** start Data provided **
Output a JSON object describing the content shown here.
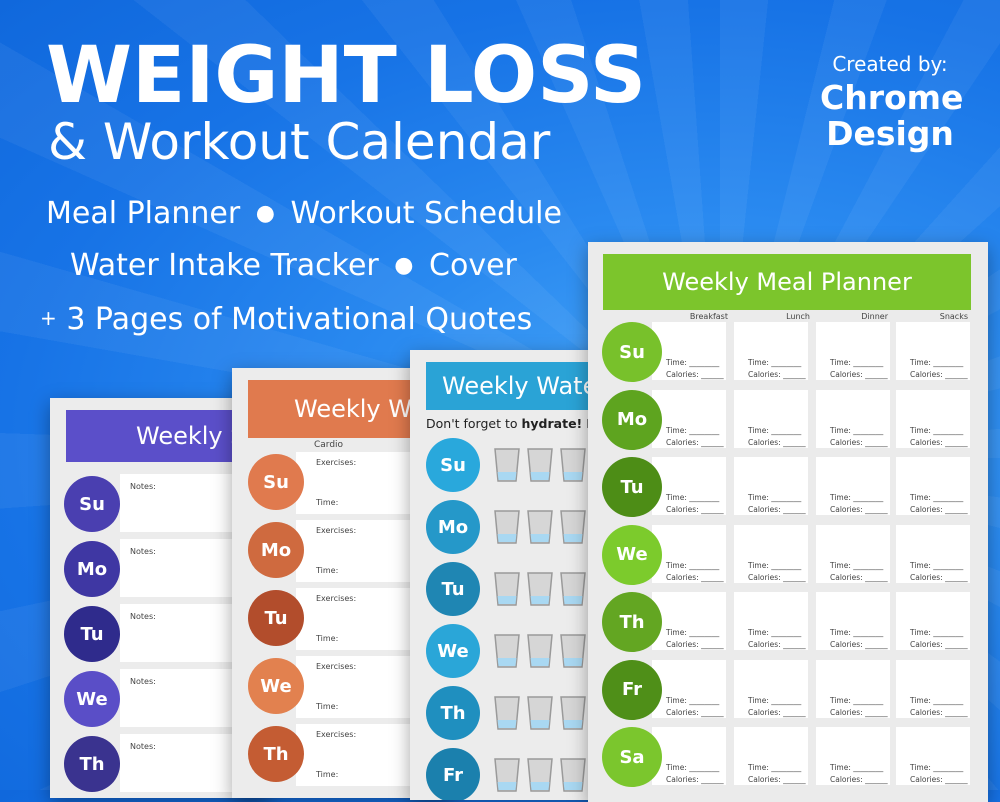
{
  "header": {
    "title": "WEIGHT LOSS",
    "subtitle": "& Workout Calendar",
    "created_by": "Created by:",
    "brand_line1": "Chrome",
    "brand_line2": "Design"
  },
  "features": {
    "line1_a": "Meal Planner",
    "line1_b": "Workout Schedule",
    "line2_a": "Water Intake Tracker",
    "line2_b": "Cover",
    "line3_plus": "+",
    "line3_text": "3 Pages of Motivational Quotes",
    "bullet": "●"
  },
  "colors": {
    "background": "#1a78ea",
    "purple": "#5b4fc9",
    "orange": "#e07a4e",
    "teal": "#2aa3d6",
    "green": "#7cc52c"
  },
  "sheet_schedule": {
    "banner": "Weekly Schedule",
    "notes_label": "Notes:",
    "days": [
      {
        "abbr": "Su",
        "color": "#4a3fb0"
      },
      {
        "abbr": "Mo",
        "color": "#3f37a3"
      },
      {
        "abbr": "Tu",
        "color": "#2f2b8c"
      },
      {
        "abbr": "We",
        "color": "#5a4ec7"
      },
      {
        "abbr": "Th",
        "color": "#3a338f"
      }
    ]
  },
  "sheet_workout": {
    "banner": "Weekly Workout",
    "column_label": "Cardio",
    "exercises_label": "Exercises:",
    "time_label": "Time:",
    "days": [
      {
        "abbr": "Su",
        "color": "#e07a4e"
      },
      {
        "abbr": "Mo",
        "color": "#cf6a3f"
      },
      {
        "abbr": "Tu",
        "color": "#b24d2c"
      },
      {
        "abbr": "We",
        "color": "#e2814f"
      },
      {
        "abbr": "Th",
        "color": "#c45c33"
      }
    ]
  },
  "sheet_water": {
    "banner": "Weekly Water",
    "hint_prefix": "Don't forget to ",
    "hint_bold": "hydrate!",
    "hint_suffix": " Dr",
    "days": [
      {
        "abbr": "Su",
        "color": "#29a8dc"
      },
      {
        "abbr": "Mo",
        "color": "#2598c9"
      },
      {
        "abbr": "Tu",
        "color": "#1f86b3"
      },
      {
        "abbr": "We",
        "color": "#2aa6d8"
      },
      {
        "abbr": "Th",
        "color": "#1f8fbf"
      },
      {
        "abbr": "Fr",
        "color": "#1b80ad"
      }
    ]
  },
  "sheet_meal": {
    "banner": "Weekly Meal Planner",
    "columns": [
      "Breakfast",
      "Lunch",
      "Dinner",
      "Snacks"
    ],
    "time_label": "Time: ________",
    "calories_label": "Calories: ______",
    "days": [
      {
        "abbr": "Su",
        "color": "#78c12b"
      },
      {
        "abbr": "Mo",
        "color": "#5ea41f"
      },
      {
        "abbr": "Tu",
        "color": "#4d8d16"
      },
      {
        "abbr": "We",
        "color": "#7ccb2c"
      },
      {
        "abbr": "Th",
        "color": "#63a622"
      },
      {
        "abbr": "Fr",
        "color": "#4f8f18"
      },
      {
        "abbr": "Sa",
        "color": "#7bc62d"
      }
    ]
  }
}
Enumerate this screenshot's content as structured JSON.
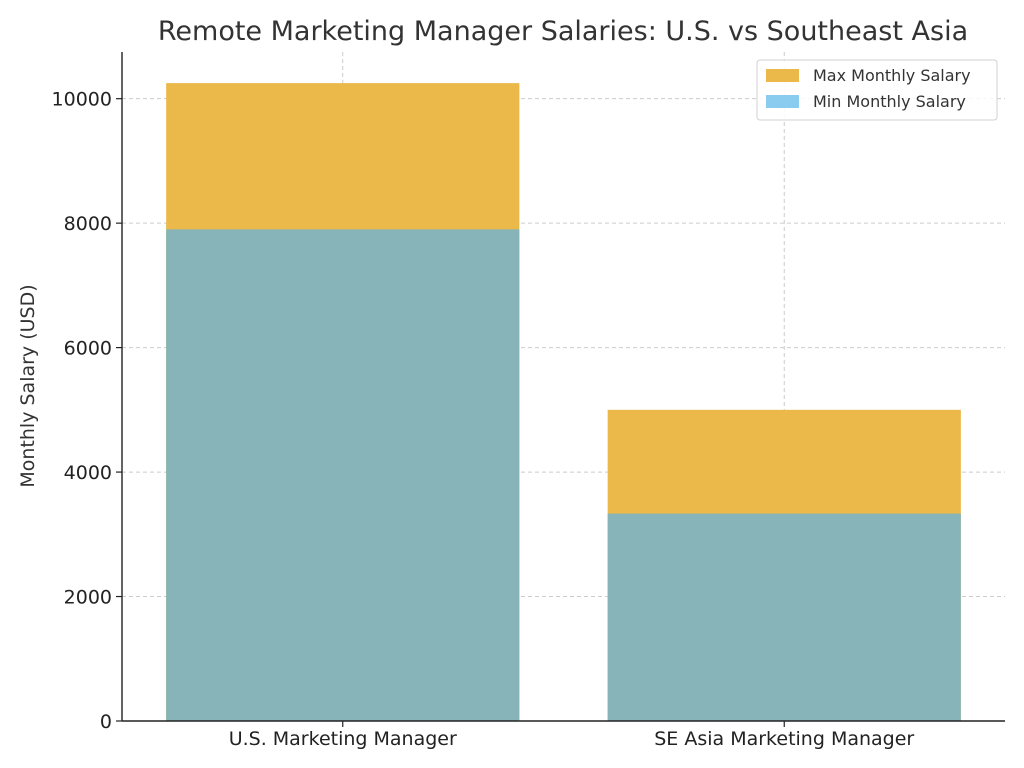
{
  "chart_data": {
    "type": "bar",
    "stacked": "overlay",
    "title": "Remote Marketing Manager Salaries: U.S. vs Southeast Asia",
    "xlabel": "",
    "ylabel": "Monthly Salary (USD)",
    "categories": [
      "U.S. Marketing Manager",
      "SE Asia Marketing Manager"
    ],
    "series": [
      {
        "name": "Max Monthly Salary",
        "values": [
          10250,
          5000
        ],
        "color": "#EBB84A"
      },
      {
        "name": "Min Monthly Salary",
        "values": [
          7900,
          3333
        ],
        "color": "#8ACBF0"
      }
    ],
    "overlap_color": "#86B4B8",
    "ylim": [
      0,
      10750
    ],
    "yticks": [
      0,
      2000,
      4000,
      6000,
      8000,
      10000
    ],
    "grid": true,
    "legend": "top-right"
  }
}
** end Data provided **
Exercise aim: Reproduce the lines from the line with "Enumerate this screenshot's" through the last line of the entries exactly, including both ends and excluding pictures.

Exercise response:
Enumerate this screenshot's content as structured JSON.
{
  "chart_data": {
    "type": "bar",
    "stacked": "overlay",
    "title": "Remote Marketing Manager Salaries: U.S. vs Southeast Asia",
    "xlabel": "",
    "ylabel": "Monthly Salary (USD)",
    "categories": [
      "U.S. Marketing Manager",
      "SE Asia Marketing Manager"
    ],
    "series": [
      {
        "name": "Max Monthly Salary",
        "values": [
          10250,
          5000
        ],
        "color": "#EBB84A"
      },
      {
        "name": "Min Monthly Salary",
        "values": [
          7900,
          3333
        ],
        "color": "#8ACBF0"
      }
    ],
    "overlap_color": "#86B4B8",
    "ylim": [
      0,
      10750
    ],
    "yticks": [
      0,
      2000,
      4000,
      6000,
      8000,
      10000
    ],
    "grid": true,
    "legend": "top-right"
  }
}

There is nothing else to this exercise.